Records for the exercise
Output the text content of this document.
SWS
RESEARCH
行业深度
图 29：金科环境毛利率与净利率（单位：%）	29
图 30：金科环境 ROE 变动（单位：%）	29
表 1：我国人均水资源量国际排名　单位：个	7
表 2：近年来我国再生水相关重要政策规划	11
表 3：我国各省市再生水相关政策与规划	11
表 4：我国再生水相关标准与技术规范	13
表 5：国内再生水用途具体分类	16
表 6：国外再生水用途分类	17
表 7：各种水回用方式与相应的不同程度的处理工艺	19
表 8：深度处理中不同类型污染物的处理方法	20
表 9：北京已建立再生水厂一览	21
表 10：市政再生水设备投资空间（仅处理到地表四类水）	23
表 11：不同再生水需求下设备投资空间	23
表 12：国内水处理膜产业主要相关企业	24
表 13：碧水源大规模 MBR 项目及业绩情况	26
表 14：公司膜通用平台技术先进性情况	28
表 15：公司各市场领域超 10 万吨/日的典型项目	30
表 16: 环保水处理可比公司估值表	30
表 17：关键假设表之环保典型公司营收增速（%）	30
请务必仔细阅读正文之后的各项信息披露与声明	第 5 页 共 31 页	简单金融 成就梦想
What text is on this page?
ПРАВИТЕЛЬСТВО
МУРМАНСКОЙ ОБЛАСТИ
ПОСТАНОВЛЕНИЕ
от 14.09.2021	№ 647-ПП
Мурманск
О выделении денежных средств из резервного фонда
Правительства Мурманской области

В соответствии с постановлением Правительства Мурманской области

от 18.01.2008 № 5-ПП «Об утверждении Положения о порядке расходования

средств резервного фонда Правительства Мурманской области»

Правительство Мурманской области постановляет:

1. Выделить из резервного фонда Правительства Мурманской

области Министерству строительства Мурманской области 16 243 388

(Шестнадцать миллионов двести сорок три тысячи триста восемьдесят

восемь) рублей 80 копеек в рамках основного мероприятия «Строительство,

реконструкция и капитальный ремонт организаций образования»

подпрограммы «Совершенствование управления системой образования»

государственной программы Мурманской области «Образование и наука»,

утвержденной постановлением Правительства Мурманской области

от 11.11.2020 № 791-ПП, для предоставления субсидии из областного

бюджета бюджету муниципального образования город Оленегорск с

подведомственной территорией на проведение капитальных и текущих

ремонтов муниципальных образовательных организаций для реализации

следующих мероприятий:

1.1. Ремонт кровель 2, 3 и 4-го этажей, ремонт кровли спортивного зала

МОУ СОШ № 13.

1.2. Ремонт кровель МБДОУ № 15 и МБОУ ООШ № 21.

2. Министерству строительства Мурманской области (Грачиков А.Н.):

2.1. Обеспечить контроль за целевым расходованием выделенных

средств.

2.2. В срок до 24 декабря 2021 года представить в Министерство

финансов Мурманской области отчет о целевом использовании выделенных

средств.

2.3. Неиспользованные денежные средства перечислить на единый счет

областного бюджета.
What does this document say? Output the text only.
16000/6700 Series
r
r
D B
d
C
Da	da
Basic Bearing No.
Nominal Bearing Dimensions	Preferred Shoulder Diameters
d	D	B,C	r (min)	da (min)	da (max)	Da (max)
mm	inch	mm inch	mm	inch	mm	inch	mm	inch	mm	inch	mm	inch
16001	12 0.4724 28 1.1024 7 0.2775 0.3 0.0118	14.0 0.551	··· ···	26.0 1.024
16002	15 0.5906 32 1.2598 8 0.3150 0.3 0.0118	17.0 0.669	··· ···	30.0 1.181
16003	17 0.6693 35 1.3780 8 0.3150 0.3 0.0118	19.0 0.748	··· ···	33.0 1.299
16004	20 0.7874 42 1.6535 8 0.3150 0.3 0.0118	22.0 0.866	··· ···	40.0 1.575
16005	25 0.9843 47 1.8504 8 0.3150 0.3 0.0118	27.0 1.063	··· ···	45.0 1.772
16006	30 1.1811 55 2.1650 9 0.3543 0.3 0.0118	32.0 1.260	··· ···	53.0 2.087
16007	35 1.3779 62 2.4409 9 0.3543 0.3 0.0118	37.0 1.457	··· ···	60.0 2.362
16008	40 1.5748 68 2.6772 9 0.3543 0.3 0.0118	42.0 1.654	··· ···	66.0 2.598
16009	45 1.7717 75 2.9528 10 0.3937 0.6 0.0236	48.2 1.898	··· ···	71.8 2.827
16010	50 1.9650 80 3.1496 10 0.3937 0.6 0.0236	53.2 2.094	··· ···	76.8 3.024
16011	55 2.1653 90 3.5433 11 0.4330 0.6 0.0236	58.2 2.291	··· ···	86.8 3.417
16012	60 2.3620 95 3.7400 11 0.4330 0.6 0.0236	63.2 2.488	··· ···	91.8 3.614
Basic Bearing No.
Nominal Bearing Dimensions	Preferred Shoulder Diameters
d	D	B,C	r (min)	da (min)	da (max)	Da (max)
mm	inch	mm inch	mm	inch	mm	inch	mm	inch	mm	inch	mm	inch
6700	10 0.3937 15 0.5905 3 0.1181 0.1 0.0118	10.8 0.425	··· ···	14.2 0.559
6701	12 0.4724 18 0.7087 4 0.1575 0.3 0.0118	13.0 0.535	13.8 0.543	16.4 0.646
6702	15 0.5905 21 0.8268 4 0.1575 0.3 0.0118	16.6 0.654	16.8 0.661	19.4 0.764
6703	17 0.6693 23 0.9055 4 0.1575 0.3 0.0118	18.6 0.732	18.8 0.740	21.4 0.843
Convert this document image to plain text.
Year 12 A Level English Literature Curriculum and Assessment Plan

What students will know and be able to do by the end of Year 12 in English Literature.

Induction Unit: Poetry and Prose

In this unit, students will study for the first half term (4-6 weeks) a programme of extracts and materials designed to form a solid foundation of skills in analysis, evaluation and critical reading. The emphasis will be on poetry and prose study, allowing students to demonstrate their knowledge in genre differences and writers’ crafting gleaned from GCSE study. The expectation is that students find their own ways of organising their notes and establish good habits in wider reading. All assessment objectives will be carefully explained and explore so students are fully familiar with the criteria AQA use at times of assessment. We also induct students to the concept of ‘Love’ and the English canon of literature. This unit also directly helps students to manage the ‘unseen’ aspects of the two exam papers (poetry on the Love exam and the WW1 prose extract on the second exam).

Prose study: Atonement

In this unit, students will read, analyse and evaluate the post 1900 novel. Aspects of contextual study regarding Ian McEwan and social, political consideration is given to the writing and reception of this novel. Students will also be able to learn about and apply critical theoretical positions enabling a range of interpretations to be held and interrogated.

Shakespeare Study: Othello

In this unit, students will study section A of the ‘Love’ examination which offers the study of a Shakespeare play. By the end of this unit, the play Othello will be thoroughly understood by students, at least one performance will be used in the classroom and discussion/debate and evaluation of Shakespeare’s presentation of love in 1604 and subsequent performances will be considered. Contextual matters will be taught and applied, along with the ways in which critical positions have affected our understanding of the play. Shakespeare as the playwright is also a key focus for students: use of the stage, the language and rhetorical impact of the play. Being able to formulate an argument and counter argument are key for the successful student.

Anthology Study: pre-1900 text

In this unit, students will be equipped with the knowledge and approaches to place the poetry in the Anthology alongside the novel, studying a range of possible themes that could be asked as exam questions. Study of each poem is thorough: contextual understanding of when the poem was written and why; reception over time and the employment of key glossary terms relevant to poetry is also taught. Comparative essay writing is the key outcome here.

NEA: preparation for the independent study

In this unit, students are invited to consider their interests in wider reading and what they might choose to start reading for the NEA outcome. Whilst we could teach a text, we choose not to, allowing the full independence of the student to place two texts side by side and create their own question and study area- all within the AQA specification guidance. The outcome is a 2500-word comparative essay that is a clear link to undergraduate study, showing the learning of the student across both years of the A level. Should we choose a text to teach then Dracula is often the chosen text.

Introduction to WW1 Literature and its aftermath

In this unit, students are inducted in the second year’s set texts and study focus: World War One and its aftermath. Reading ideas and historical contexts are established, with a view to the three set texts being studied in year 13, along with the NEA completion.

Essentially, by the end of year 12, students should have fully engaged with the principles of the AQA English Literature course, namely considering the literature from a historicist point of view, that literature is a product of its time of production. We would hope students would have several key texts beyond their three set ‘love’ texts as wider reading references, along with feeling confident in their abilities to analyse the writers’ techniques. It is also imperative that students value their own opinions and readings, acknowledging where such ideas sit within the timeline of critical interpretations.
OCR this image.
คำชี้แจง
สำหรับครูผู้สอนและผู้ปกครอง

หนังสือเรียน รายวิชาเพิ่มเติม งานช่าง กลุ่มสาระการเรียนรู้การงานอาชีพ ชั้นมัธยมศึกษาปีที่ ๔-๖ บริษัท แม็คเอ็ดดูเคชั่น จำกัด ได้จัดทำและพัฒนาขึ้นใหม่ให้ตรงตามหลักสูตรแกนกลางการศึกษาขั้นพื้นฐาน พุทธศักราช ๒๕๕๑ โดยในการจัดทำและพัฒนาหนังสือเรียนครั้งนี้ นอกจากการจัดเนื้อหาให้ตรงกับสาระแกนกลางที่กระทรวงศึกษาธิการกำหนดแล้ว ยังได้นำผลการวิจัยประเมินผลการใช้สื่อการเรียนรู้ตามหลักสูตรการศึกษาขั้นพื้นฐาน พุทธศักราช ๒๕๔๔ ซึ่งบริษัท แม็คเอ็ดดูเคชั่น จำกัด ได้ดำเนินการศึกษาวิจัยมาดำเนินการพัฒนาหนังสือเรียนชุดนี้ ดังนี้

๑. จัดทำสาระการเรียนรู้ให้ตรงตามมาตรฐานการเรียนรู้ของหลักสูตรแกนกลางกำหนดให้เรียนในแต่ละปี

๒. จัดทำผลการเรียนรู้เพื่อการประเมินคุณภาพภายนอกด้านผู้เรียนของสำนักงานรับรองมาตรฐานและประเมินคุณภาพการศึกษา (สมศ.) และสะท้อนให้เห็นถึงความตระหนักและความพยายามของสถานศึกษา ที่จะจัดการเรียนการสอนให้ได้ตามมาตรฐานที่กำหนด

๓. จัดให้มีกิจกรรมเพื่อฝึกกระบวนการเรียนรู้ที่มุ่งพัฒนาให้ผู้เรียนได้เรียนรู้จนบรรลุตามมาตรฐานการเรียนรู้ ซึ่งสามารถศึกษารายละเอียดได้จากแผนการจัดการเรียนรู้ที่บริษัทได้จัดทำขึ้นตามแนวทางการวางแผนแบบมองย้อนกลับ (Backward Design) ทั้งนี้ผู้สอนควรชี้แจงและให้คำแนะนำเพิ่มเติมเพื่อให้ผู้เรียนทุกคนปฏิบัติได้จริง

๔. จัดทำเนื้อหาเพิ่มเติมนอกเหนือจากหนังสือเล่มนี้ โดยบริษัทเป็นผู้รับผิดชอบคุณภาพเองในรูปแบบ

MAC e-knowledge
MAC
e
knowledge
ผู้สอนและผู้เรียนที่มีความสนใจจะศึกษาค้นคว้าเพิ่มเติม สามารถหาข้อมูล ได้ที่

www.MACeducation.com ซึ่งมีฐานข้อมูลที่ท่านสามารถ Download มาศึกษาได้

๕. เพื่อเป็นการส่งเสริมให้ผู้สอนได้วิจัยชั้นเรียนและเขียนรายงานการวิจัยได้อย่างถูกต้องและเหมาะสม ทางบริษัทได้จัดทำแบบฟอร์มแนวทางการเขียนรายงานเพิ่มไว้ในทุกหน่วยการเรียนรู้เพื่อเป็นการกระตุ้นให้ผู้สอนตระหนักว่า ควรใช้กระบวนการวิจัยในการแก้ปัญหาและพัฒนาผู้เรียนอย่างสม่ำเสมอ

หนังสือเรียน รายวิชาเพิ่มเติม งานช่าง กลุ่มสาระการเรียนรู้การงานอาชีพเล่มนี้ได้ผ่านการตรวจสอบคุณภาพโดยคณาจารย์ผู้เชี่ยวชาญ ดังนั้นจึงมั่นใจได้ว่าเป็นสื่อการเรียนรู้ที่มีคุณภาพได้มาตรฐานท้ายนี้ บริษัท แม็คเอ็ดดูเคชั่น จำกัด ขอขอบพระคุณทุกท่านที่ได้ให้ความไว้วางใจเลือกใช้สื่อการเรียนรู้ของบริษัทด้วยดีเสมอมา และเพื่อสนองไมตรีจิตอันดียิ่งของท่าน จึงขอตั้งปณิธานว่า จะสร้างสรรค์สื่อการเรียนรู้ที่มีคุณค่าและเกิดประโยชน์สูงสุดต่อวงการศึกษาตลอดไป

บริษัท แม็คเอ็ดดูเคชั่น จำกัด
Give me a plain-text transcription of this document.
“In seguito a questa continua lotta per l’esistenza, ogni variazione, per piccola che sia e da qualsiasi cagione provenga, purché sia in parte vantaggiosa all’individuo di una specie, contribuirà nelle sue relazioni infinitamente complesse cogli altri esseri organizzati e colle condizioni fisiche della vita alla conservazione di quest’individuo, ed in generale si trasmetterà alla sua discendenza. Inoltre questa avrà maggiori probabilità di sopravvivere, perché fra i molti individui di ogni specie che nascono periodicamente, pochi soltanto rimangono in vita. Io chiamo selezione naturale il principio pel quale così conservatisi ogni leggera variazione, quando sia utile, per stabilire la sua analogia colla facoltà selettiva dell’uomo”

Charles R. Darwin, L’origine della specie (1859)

Task goal
From the data, list each line in which the string "Министерству" appears.

Response
области Министерству строительства Мурманской области 16 243 388
2. Министерству строительства Мурманской области (Грачиков А.Н.):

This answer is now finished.